• [Required task]
Take each line containing the word "screenshot" and copy it.

START Supplied information

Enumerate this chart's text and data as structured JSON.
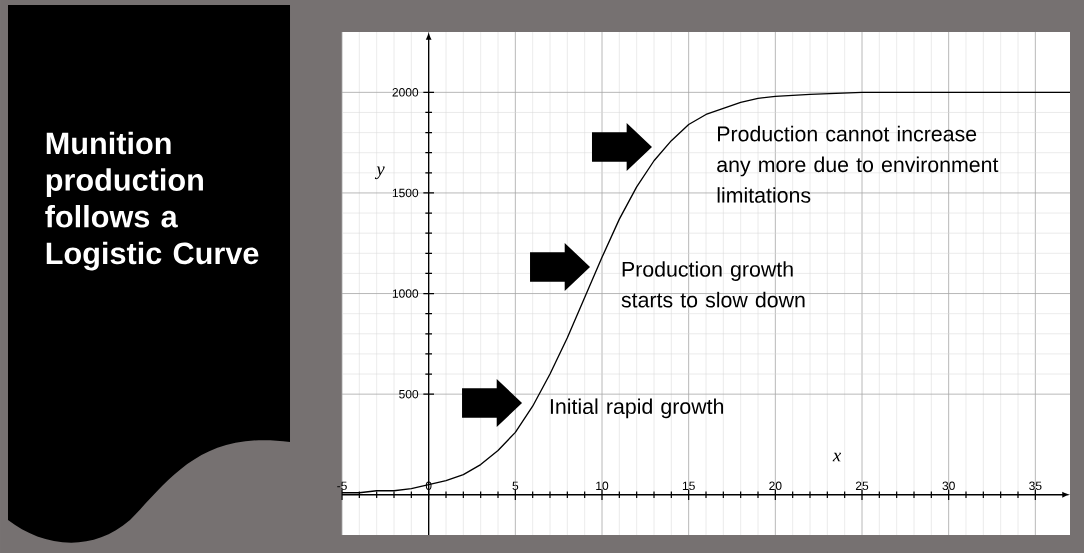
{
  "chart_data": {
    "type": "line",
    "title": "Munition production follows a Logistic Curve",
    "xlabel": "x",
    "ylabel": "y",
    "x": [
      -5,
      -4,
      -3,
      -2,
      -1,
      0,
      1,
      2,
      3,
      4,
      5,
      6,
      7,
      8,
      9,
      10,
      11,
      12,
      13,
      14,
      15,
      16,
      17,
      18,
      19,
      20,
      22,
      25,
      30,
      37
    ],
    "values": [
      10,
      10,
      20,
      20,
      30,
      50,
      70,
      100,
      150,
      220,
      310,
      440,
      600,
      780,
      980,
      1180,
      1370,
      1530,
      1660,
      1760,
      1840,
      1890,
      1920,
      1950,
      1970,
      1980,
      1990,
      2000,
      2000,
      2000
    ],
    "color": "#000000",
    "xlim": [
      -5,
      37
    ],
    "ylim": [
      -200,
      2300
    ],
    "xticks": [
      -5,
      0,
      5,
      10,
      15,
      20,
      25,
      30,
      35
    ],
    "yticks": [
      500,
      1000,
      1500,
      2000
    ],
    "grid": true,
    "annotations": [
      "Initial rapid growth",
      "Production growth starts to slow down",
      "Production cannot increase any more due to environment limitations"
    ]
  }
}
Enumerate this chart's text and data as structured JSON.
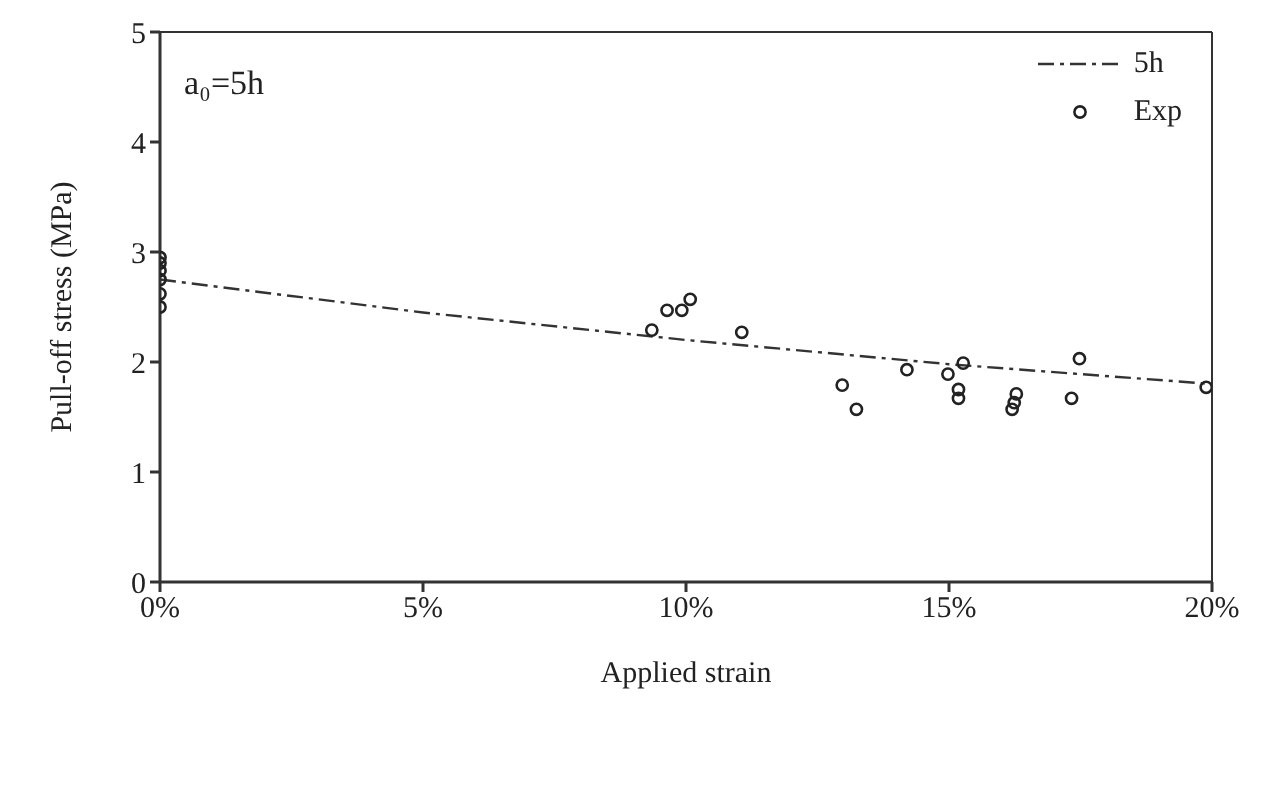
{
  "chart_data": {
    "type": "scatter",
    "xlabel": "Applied strain",
    "ylabel": "Pull-off stress (MPa)",
    "annotations": [
      "a₀=5h"
    ],
    "xlim": [
      0,
      20
    ],
    "xticks": [
      {
        "value": 0,
        "label": "0%"
      },
      {
        "value": 5,
        "label": "5%"
      },
      {
        "value": 10,
        "label": "10%"
      },
      {
        "value": 15,
        "label": "15%"
      },
      {
        "value": 20,
        "label": "20%"
      }
    ],
    "ylim": [
      0,
      5
    ],
    "yticks": [
      0,
      1,
      2,
      3,
      4,
      5
    ],
    "legend": "top right",
    "series": [
      {
        "name": "5h",
        "type": "line",
        "color": "#333333",
        "line_style": "dashed",
        "marker": "none",
        "x": [
          0,
          5,
          10,
          15,
          20
        ],
        "values": [
          2.75,
          2.45,
          2.2,
          1.98,
          1.8
        ]
      },
      {
        "name": "Exp",
        "color": "#222222",
        "marker": "circle",
        "x": [
          0,
          0,
          0,
          0,
          0,
          0,
          9.35,
          9.64,
          9.92,
          10.08,
          11.06,
          12.97,
          13.24,
          14.2,
          14.98,
          15.27,
          15.18,
          15.18,
          16.2,
          16.24,
          16.28,
          17.33,
          17.48,
          19.89
        ],
        "values": [
          2.5,
          2.62,
          2.75,
          2.83,
          2.9,
          2.95,
          2.29,
          2.47,
          2.47,
          2.57,
          2.27,
          1.79,
          1.57,
          1.93,
          1.89,
          1.99,
          1.75,
          1.67,
          1.57,
          1.63,
          1.71,
          1.67,
          2.03,
          1.77
        ]
      }
    ]
  }
}
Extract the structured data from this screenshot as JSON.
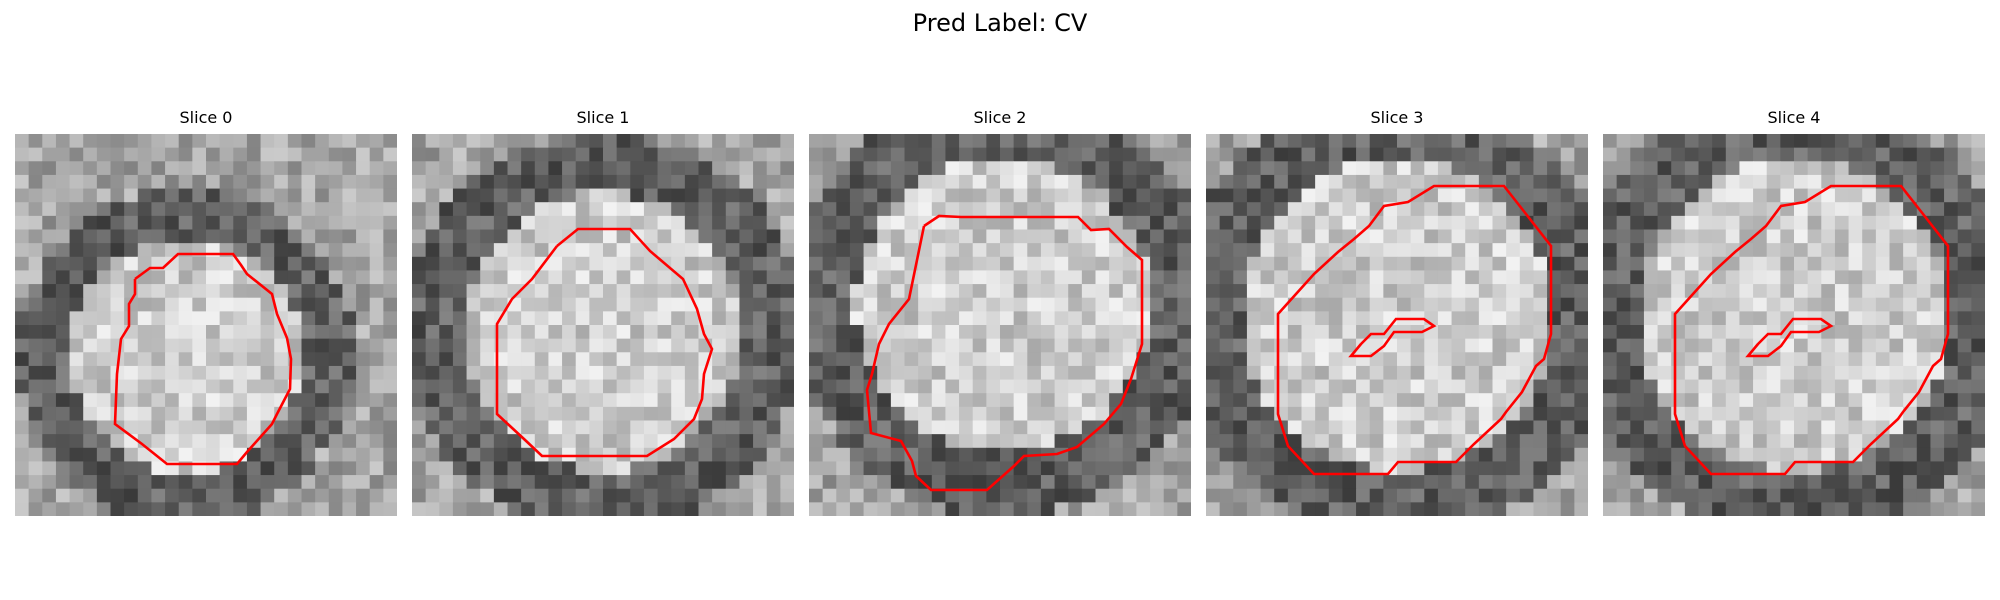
{
  "figure": {
    "title": "Pred Label: CV",
    "contour_color": "#ff0000",
    "colormap": "grayscale"
  },
  "panels": [
    {
      "title": "Slice 0"
    },
    {
      "title": "Slice 1"
    },
    {
      "title": "Slice 2"
    },
    {
      "title": "Slice 3"
    },
    {
      "title": "Slice 4"
    }
  ]
}
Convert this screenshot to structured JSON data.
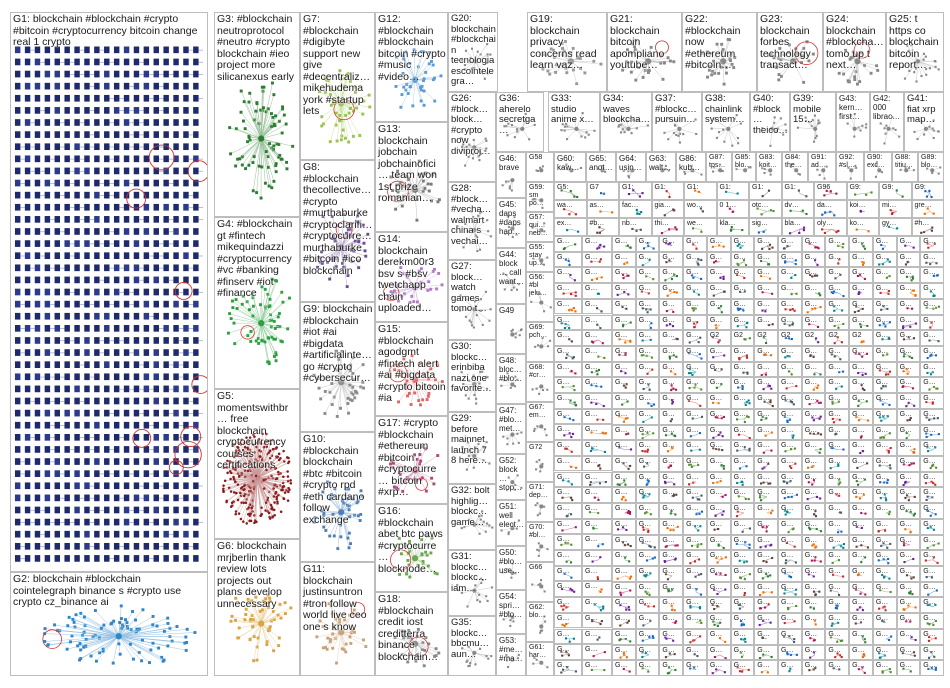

END Supplied information

• [The response]
Extract the structured data from this screenshot as JSON.
Convert this screenshot to structured JSON data.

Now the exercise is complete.